Reproduce each line of the material precisely.

» MATERIAL FOR THE TASK
-- BEGIN --

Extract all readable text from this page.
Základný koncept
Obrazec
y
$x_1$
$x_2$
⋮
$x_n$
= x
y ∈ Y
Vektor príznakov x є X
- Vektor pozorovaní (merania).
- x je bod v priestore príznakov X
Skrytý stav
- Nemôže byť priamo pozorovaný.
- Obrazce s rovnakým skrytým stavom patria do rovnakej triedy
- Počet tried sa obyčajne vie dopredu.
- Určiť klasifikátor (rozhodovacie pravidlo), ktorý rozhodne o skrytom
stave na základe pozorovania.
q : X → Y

-- END --

» THE RESULT
Extract all readable text from this page.
Základný koncept
Obrazec
y
$x_1$
$x_2$
⋮
$x_n$
= x
y ∈ Y
Vektor príznakov x є X
- Vektor pozorovaní (merania).
- x je bod v priestore príznakov X
Skrytý stav
- Nemôže byť priamo pozorovaný.
- Obrazce s rovnakým skrytým stavom patria do rovnakej triedy
- Počet tried sa obyčajne vie dopredu.
- Určiť klasifikátor (rozhodovacie pravidlo), ktorý rozhodne o skrytom
stave na základe pozorovania.
q : X → Y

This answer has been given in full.